[EXERCISE DETAILS]: Rewrite every one of the entries below, swapping "Create a test" for "Add a test" wherever it appears and changing nothing else. Leave the pictures out.

[Box coordinate lists]
•••
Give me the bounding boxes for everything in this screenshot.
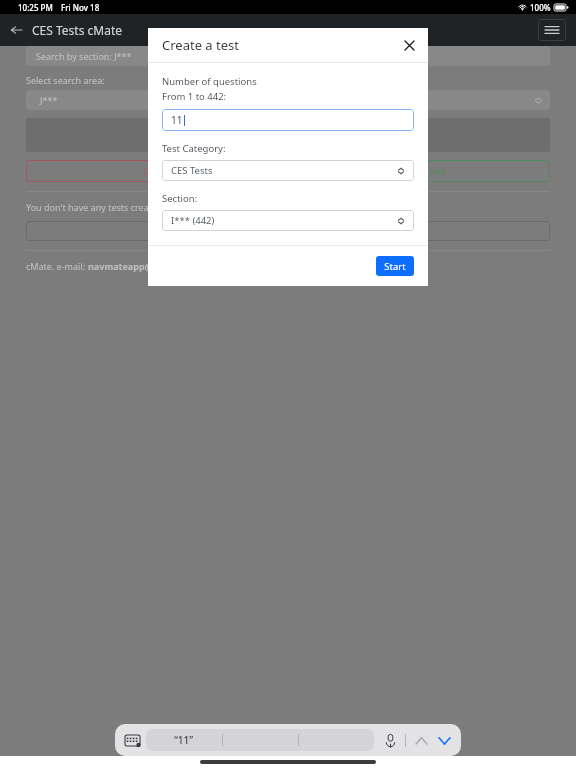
button[interactable]: Hide keyboard [434, 730, 454, 750]
staticText: Delete [143, 165, 171, 177]
staticText: J*** [40, 94, 58, 106]
button[interactable]: I*** (442) [162, 210, 414, 231]
button[interactable]: Keyboard settings [122, 730, 142, 750]
staticText: Section: [162, 192, 198, 205]
staticText: 10:25 PM [18, 2, 53, 13]
button[interactable]: Start [376, 256, 414, 276]
button[interactable]: Close [398, 34, 420, 56]
staticText: Start [384, 260, 406, 273]
staticText: Fri Nov 18 [61, 2, 100, 13]
staticText: I*** (442) [171, 214, 215, 227]
staticText: Test Category: [162, 142, 226, 155]
staticText: Search by section: J*** [36, 50, 132, 62]
button[interactable]: Search by section: J*** [26, 46, 550, 66]
button[interactable]: “11” [174, 733, 194, 747]
staticText: navmateapp@gmail.com [88, 260, 200, 272]
button[interactable]: 11 [162, 109, 414, 131]
staticText: Create a test [162, 36, 239, 54]
staticText: Select search area: [26, 74, 105, 86]
button[interactable]: Create a test [288, 160, 550, 182]
staticText: From 1 to 442: [162, 90, 227, 103]
button[interactable]: J*** [26, 90, 550, 110]
button[interactable] [26, 221, 550, 241]
button[interactable]: CES Tests [162, 160, 414, 181]
staticText: Create a test [392, 165, 446, 177]
button[interactable]: Back [4, 18, 28, 42]
staticText: CES Tests cMate [32, 22, 122, 38]
staticText: cMate. e-mail: [26, 260, 88, 272]
staticText: 100% [530, 2, 551, 13]
staticText: CES Tests [171, 164, 213, 177]
button[interactable]: Delete [26, 160, 288, 182]
button[interactable]: Dictate [380, 730, 400, 750]
staticText: 11 [171, 113, 183, 127]
staticText: You don't have any tests created yet [26, 201, 178, 213]
staticText: Number of questions [162, 75, 257, 88]
button[interactable]: Previous [411, 730, 431, 750]
button[interactable]: Menu [538, 19, 566, 41]
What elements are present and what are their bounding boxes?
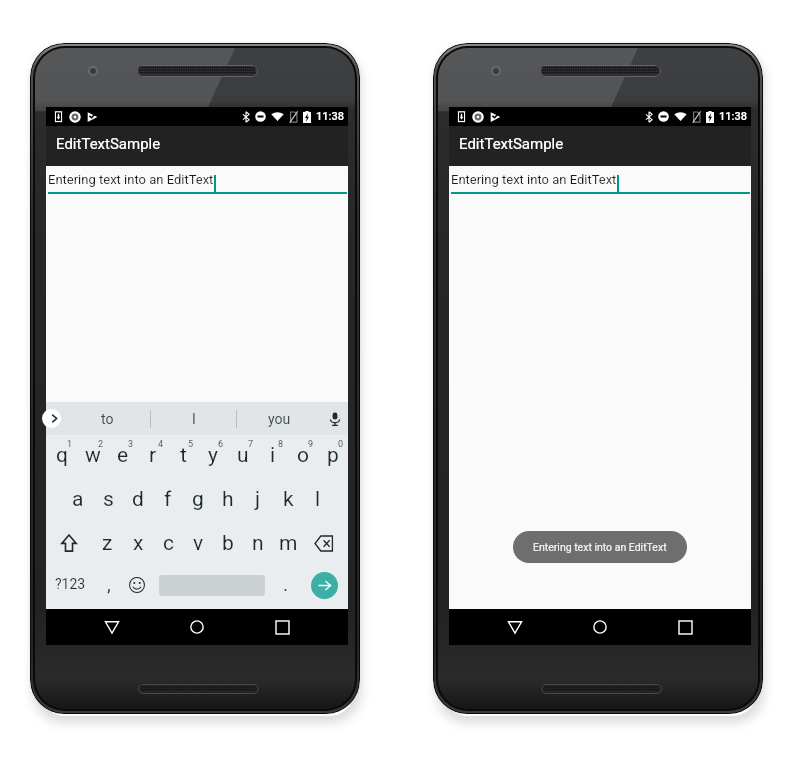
button[interactable]: 4 <box>138 435 168 478</box>
button[interactable]: d <box>123 478 153 521</box>
staticText: 1 <box>67 439 73 450</box>
button[interactable]: k <box>273 478 303 521</box>
staticText: EditTextSample <box>56 135 161 153</box>
button[interactable]: 6 <box>198 435 228 478</box>
staticText: 2 <box>98 439 104 450</box>
staticText: ?123 <box>55 576 86 592</box>
staticText: 11:38 <box>316 110 344 123</box>
staticText: q <box>56 443 68 468</box>
staticText: e <box>117 443 129 468</box>
button[interactable]: x <box>123 521 153 565</box>
button[interactable]: g <box>183 478 213 521</box>
button[interactable]: Shift <box>46 521 92 565</box>
button[interactable]: 8 <box>258 435 288 478</box>
button[interactable]: j <box>243 478 273 521</box>
staticText: l <box>315 487 321 512</box>
button[interactable]: 0 <box>318 435 348 478</box>
staticText: 3 <box>128 439 134 450</box>
button[interactable]: Recent apps <box>666 609 706 645</box>
button[interactable]: 7 <box>228 435 258 478</box>
button[interactable]: Enter <box>300 565 348 609</box>
staticText: g <box>192 487 204 512</box>
button[interactable]: Voice input <box>322 402 348 435</box>
button[interactable]: Back <box>92 609 132 645</box>
staticText: 11:38 <box>719 110 747 123</box>
button[interactable]: m <box>273 521 303 565</box>
staticText: w <box>85 443 101 468</box>
staticText: b <box>222 531 234 556</box>
button[interactable]: Backspace <box>303 521 348 565</box>
button[interactable]: b <box>213 521 243 565</box>
staticText: I <box>192 411 196 427</box>
staticText: u <box>237 443 249 468</box>
staticText: a <box>72 487 84 512</box>
staticText: k <box>283 487 294 512</box>
staticText: to <box>101 411 114 427</box>
staticText: 5 <box>188 439 194 450</box>
button[interactable]: 3 <box>108 435 138 478</box>
button[interactable]: Space <box>151 565 272 609</box>
staticText: 4 <box>158 439 164 450</box>
button[interactable]: l <box>303 478 333 521</box>
button[interactable]: 1 <box>46 435 77 478</box>
staticText: z <box>102 531 113 556</box>
button[interactable]: 5 <box>168 435 198 478</box>
button[interactable]: v <box>183 521 213 565</box>
button[interactable]: . <box>272 565 300 609</box>
staticText: y <box>208 443 218 468</box>
button[interactable]: c <box>153 521 183 565</box>
button[interactable]: Home <box>177 609 217 645</box>
staticText: h <box>222 487 234 512</box>
staticText: n <box>252 531 264 556</box>
staticText: i <box>270 443 276 468</box>
button[interactable]: ?123 <box>46 565 95 609</box>
staticText: t <box>180 443 187 468</box>
staticText: . <box>283 573 289 595</box>
button[interactable]: EditTextSample <box>449 126 751 166</box>
button[interactable]: Entering text into an EditText <box>513 531 687 563</box>
button[interactable]: z <box>92 521 123 565</box>
button[interactable]: Back <box>495 609 535 645</box>
staticText: EditTextSample <box>459 135 564 153</box>
button[interactable]: Home <box>580 609 620 645</box>
button[interactable]: 2 <box>77 435 108 478</box>
button[interactable]: 9 <box>288 435 318 478</box>
button[interactable]: n <box>243 521 273 565</box>
staticText: d <box>132 487 144 512</box>
button[interactable]: to <box>65 402 150 435</box>
button[interactable]: I <box>151 402 236 435</box>
button[interactable]: Emoji <box>123 565 151 609</box>
button[interactable]: , <box>95 565 123 609</box>
button[interactable]: h <box>213 478 243 521</box>
button[interactable]: a <box>62 478 93 521</box>
staticText: o <box>297 443 309 468</box>
staticText: 0 <box>338 439 344 450</box>
staticText: , <box>107 573 111 595</box>
staticText: Entering text into an EditText <box>533 541 667 553</box>
staticText: c <box>163 531 174 556</box>
staticText: m <box>279 531 298 556</box>
button[interactable]: Recent apps <box>263 609 303 645</box>
button[interactable]: EditTextSample <box>46 126 348 166</box>
staticText: Entering text into an EditText <box>451 172 617 187</box>
staticText: r <box>149 443 157 468</box>
staticText: Entering text into an EditText <box>48 172 214 187</box>
staticText: 7 <box>248 439 254 450</box>
button[interactable]: you <box>237 402 322 435</box>
button[interactable]: s <box>93 478 123 521</box>
staticText: j <box>255 487 261 512</box>
staticText: f <box>164 487 172 512</box>
staticText: p <box>327 443 339 468</box>
staticText: s <box>103 487 114 512</box>
staticText: 6 <box>218 439 224 450</box>
staticText: you <box>268 411 291 427</box>
button[interactable]: Show more options <box>42 409 61 428</box>
button[interactable]: f <box>153 478 183 521</box>
staticText: 9 <box>308 439 314 450</box>
staticText: 8 <box>278 439 284 450</box>
staticText: x <box>133 531 144 556</box>
staticText: v <box>193 531 204 556</box>
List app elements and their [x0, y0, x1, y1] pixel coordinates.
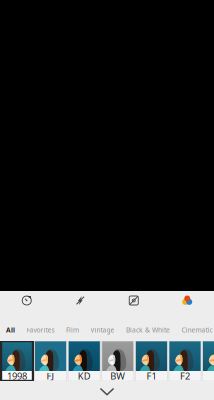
•••
[FULL ANSWER]:
Give me the bounding boxes for everything in this screenshot.
button[interactable]: Hide keyboard [434, 730, 454, 750]
staticText: Delete [143, 165, 171, 177]
staticText: J*** [40, 94, 58, 106]
button[interactable]: I*** (442) [162, 210, 414, 231]
button[interactable]: Keyboard settings [122, 730, 142, 750]
staticText: Section: [162, 192, 198, 205]
staticText: 10:25 PM [18, 2, 53, 13]
button[interactable]: Start [376, 256, 414, 276]
button[interactable]: Close [398, 34, 420, 56]
staticText: Start [384, 260, 406, 273]
staticText: Fri Nov 18 [61, 2, 100, 13]
staticText: I*** (442) [171, 214, 215, 227]
staticText: Test Category: [162, 142, 226, 155]
staticText: Search by section: J*** [36, 50, 132, 62]
button[interactable]: Search by section: J*** [26, 46, 550, 66]
button[interactable]: “11” [174, 733, 194, 747]
staticText: navmateapp@gmail.com [88, 260, 200, 272]
button[interactable]: 11 [162, 109, 414, 131]
staticText: Add a test [162, 36, 239, 54]
staticText: Select search area: [26, 74, 105, 86]
button[interactable]: Add a test [288, 160, 550, 182]
staticText: From 1 to 442: [162, 90, 227, 103]
button[interactable]: J*** [26, 90, 550, 110]
button[interactable] [26, 221, 550, 241]
button[interactable]: CES Tests [162, 160, 414, 181]
staticText: Add a test [392, 165, 446, 177]
button[interactable]: Back [4, 18, 28, 42]
staticText: CES Tests cMate [32, 22, 122, 38]
staticText: cMate. e-mail: [26, 260, 88, 272]
staticText: 100% [530, 2, 551, 13]
staticText: CES Tests [171, 164, 213, 177]
button[interactable]: Delete [26, 160, 288, 182]
button[interactable]: Dictate [380, 730, 400, 750]
staticText: 11 [171, 113, 183, 127]
staticText: You don't have any tests created yet [26, 201, 178, 213]
staticText: Number of questions [162, 75, 257, 88]
button[interactable]: Previous [411, 730, 431, 750]
button[interactable]: Menu [538, 19, 566, 41]
What elements are present and what are their bounding boxes?
button[interactable]: 4 <box>138 435 168 478</box>
button[interactable]: d <box>123 478 153 521</box>
staticText: 1 <box>67 439 73 450</box>
button[interactable]: k <box>273 478 303 521</box>
staticText: EditTextSample <box>56 135 161 153</box>
button[interactable]: 6 <box>198 435 228 478</box>
staticText: 2 <box>98 439 104 450</box>
staticText: ?123 <box>55 576 86 592</box>
staticText: 11:38 <box>316 110 344 123</box>
staticText: q <box>56 443 68 468</box>
staticText: e <box>117 443 129 468</box>
button[interactable]: x <box>123 521 153 565</box>
button[interactable]: g <box>183 478 213 521</box>
button[interactable]: Shift <box>46 521 92 565</box>
button[interactable]: 8 <box>258 435 288 478</box>
button[interactable]: j <box>243 478 273 521</box>
staticText: l <box>315 487 321 512</box>
button[interactable]: 0 <box>318 435 348 478</box>
staticText: 3 <box>128 439 134 450</box>
button[interactable]: Recent apps <box>666 609 706 645</box>
button[interactable]: 7 <box>228 435 258 478</box>
button[interactable]: Enter <box>300 565 348 609</box>
staticText: g <box>192 487 204 512</box>
button[interactable]: Voice input <box>322 402 348 435</box>
button[interactable]: Back <box>92 609 132 645</box>
staticText: 11:38 <box>719 110 747 123</box>
button[interactable]: m <box>273 521 303 565</box>
staticText: w <box>85 443 101 468</box>
staticText: b <box>222 531 234 556</box>
button[interactable]: Backspace <box>303 521 348 565</box>
button[interactable]: b <box>213 521 243 565</box>
staticText: I <box>192 411 196 427</box>
staticText: u <box>237 443 249 468</box>
staticText: a <box>72 487 84 512</box>
staticText: k <box>283 487 294 512</box>
staticText: to <box>101 411 114 427</box>
staticText: 5 <box>188 439 194 450</box>
button[interactable]: 3 <box>108 435 138 478</box>
button[interactable]: Space <box>151 565 272 609</box>
staticText: 4 <box>158 439 164 450</box>
button[interactable]: l <box>303 478 333 521</box>
button[interactable]: 1 <box>46 435 77 478</box>
staticText: z <box>102 531 113 556</box>
button[interactable]: 5 <box>168 435 198 478</box>
button[interactable]: v <box>183 521 213 565</box>
button[interactable]: . <box>272 565 300 609</box>
staticText: y <box>208 443 218 468</box>
button[interactable]: c <box>153 521 183 565</box>
button[interactable]: Home <box>177 609 217 645</box>
staticText: h <box>222 487 234 512</box>
staticText: n <box>252 531 264 556</box>
staticText: i <box>270 443 276 468</box>
button[interactable]: ?123 <box>46 565 95 609</box>
staticText: t <box>180 443 187 468</box>
staticText: . <box>283 573 289 595</box>
button[interactable]: EditTextSample <box>449 126 751 166</box>
button[interactable]: Entering text into an EditText <box>513 531 687 563</box>
button[interactable]: z <box>92 521 123 565</box>
button[interactable]: Back <box>495 609 535 645</box>
staticText: EditTextSample <box>459 135 564 153</box>
button[interactable]: Home <box>580 609 620 645</box>
button[interactable]: 2 <box>77 435 108 478</box>
button[interactable]: 9 <box>288 435 318 478</box>
button[interactable]: n <box>243 521 273 565</box>
staticText: d <box>132 487 144 512</box>
button[interactable]: to <box>65 402 150 435</box>
button[interactable]: I <box>151 402 236 435</box>
button[interactable]: Emoji <box>123 565 151 609</box>
button[interactable]: , <box>95 565 123 609</box>
button[interactable]: h <box>213 478 243 521</box>
button[interactable]: a <box>62 478 93 521</box>
staticText: o <box>297 443 309 468</box>
staticText: 0 <box>338 439 344 450</box>
staticText: , <box>107 573 111 595</box>
staticText: Entering text into an EditText <box>533 541 667 553</box>
staticText: c <box>163 531 174 556</box>
staticText: m <box>279 531 298 556</box>
button[interactable]: Recent apps <box>263 609 303 645</box>
button[interactable]: EditTextSample <box>46 126 348 166</box>
staticText: Entering text into an EditText <box>451 172 617 187</box>
staticText: r <box>149 443 157 468</box>
staticText: Entering text into an EditText <box>48 172 214 187</box>
staticText: 7 <box>248 439 254 450</box>
button[interactable]: you <box>237 402 322 435</box>
button[interactable]: s <box>93 478 123 521</box>
staticText: j <box>255 487 261 512</box>
staticText: f <box>164 487 172 512</box>
staticText: p <box>327 443 339 468</box>
staticText: s <box>103 487 114 512</box>
staticText: 6 <box>218 439 224 450</box>
staticText: you <box>268 411 291 427</box>
button[interactable]: Show more options <box>42 409 61 428</box>
button[interactable]: f <box>153 478 183 521</box>
staticText: 9 <box>308 439 314 450</box>
staticText: 8 <box>278 439 284 450</box>
staticText: x <box>133 531 144 556</box>
staticText: v <box>193 531 204 556</box>
List app elements and their [x0, y0, x1, y1] pixel coordinates.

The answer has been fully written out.